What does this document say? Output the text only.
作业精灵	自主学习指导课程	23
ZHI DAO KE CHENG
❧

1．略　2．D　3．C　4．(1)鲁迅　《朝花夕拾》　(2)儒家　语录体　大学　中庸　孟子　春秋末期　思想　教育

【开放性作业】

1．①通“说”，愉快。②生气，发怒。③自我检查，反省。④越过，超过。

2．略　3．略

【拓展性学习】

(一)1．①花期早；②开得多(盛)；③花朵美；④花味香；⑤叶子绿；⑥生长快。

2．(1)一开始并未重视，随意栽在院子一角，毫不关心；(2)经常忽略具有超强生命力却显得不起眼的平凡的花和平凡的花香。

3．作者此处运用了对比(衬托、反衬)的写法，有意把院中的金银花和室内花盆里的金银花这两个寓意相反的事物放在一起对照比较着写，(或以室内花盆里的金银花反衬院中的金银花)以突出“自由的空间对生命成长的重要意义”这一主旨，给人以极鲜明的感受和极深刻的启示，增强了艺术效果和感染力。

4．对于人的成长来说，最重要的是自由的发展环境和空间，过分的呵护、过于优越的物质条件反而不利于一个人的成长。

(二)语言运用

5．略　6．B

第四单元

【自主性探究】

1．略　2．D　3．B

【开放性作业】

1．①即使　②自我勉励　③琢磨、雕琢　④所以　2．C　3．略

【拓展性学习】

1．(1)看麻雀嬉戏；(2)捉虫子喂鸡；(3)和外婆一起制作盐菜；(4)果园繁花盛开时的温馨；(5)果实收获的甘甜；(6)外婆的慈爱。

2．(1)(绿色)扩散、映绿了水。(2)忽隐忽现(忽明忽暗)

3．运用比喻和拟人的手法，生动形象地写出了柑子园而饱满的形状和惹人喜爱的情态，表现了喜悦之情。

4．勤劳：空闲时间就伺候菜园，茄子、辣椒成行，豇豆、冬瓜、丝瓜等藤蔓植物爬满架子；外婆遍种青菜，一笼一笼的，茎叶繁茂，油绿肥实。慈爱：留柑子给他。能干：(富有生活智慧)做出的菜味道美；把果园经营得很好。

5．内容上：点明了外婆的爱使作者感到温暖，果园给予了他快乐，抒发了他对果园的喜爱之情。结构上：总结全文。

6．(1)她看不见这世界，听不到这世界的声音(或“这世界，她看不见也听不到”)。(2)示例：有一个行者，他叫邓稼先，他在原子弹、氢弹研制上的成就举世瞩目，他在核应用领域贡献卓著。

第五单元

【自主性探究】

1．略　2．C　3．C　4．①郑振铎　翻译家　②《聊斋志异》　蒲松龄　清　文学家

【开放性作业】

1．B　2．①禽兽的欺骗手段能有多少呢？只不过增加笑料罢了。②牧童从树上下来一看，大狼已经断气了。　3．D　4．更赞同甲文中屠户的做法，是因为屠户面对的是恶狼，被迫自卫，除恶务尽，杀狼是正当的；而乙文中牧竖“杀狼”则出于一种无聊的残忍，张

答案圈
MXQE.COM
______
Transcribe the data above in full, exactly.

What does this document say? Output the text only.
作业精灵	自主学习指导课程	23
ZHI DAO KE CHENG
❧

1．略　2．D　3．C　4．(1)鲁迅　《朝花夕拾》　(2)儒家　语录体　大学　中庸　孟子　春秋末期　思想　教育

【开放性作业】

1．①通“说”，愉快。②生气，发怒。③自我检查，反省。④越过，超过。

2．略　3．略

【拓展性学习】

(一)1．①花期早；②开得多(盛)；③花朵美；④花味香；⑤叶子绿；⑥生长快。

2．(1)一开始并未重视，随意栽在院子一角，毫不关心；(2)经常忽略具有超强生命力却显得不起眼的平凡的花和平凡的花香。

3．作者此处运用了对比(衬托、反衬)的写法，有意把院中的金银花和室内花盆里的金银花这两个寓意相反的事物放在一起对照比较着写，(或以室内花盆里的金银花反衬院中的金银花)以突出“自由的空间对生命成长的重要意义”这一主旨，给人以极鲜明的感受和极深刻的启示，增强了艺术效果和感染力。

4．对于人的成长来说，最重要的是自由的发展环境和空间，过分的呵护、过于优越的物质条件反而不利于一个人的成长。

(二)语言运用

5．略　6．B

第四单元

【自主性探究】

1．略　2．D　3．B

【开放性作业】

1．①即使　②自我勉励　③琢磨、雕琢　④所以　2．C　3．略

【拓展性学习】

1．(1)看麻雀嬉戏；(2)捉虫子喂鸡；(3)和外婆一起制作盐菜；(4)果园繁花盛开时的温馨；(5)果实收获的甘甜；(6)外婆的慈爱。

2．(1)(绿色)扩散、映绿了水。(2)忽隐忽现(忽明忽暗)

3．运用比喻和拟人的手法，生动形象地写出了柑子园而饱满的形状和惹人喜爱的情态，表现了喜悦之情。

4．勤劳：空闲时间就伺候菜园，茄子、辣椒成行，豇豆、冬瓜、丝瓜等藤蔓植物爬满架子；外婆遍种青菜，一笼一笼的，茎叶繁茂，油绿肥实。慈爱：留柑子给他。能干：(富有生活智慧)做出的菜味道美；把果园经营得很好。

5．内容上：点明了外婆的爱使作者感到温暖，果园给予了他快乐，抒发了他对果园的喜爱之情。结构上：总结全文。

6．(1)她看不见这世界，听不到这世界的声音(或“这世界，她看不见也听不到”)。(2)示例：有一个行者，他叫邓稼先，他在原子弹、氢弹研制上的成就举世瞩目，他在核应用领域贡献卓著。

第五单元

【自主性探究】

1．略　2．C　3．C　4．①郑振铎　翻译家　②《聊斋志异》　蒲松龄　清　文学家

【开放性作业】

1．B　2．①禽兽的欺骗手段能有多少呢？只不过增加笑料罢了。②牧童从树上下来一看，大狼已经断气了。　3．D　4．更赞同甲文中屠户的做法，是因为屠户面对的是恶狼，被迫自卫，除恶务尽，杀狼是正当的；而乙文中牧竖“杀狼”则出于一种无聊的残忍，张

答案圈
MXQE.COM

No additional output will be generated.